EXERCISE INPUT:
►

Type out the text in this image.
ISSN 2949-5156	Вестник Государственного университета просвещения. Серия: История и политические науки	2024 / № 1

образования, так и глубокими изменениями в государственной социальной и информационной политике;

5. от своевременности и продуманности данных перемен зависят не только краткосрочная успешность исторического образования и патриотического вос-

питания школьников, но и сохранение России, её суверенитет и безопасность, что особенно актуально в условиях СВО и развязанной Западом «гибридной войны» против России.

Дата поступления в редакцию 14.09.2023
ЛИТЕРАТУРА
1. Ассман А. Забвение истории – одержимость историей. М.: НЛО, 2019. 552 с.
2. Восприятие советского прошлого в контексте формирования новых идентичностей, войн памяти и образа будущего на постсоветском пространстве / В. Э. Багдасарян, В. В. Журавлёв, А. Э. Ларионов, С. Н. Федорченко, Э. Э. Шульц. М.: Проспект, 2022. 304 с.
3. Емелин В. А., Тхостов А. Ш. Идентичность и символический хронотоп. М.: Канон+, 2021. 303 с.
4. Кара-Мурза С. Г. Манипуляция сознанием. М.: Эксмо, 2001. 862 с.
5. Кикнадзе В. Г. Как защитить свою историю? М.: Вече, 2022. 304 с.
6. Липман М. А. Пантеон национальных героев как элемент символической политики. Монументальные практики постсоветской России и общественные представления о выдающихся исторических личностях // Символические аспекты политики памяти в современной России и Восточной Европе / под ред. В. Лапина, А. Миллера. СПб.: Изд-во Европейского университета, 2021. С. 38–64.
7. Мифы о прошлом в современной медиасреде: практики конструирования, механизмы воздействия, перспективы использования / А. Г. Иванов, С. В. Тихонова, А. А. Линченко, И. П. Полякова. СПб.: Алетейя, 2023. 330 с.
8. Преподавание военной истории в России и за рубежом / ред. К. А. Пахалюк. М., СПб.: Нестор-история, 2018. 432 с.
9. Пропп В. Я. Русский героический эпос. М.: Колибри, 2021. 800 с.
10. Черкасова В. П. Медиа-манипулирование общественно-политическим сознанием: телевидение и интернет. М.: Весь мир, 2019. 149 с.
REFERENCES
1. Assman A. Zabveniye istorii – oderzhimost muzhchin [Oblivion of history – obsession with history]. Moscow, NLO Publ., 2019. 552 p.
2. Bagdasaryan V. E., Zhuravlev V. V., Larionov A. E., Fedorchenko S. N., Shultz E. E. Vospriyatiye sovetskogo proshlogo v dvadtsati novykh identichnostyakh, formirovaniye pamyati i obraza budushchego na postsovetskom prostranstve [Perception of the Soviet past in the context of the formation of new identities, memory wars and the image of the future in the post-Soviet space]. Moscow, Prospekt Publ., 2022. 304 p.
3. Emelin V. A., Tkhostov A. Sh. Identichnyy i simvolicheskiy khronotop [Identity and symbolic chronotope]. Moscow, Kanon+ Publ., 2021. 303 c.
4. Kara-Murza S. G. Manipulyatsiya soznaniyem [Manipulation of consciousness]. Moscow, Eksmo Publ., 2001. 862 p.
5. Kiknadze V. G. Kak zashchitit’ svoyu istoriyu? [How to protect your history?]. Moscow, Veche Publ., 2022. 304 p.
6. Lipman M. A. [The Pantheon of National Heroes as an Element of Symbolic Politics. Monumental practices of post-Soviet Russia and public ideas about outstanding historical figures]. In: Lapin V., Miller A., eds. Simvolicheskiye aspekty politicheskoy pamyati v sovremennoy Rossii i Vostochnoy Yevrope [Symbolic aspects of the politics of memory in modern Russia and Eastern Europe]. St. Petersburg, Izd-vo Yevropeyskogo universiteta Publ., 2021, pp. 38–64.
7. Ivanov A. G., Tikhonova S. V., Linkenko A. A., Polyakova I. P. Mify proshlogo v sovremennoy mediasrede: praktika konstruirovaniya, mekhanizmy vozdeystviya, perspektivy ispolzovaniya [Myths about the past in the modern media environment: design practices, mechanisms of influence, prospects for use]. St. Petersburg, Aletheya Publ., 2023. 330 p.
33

◄

WHAT TO DO: Your answer should be a single number: the count of lines in the material above that contain "proshlogo".

FULL ANSWER: 2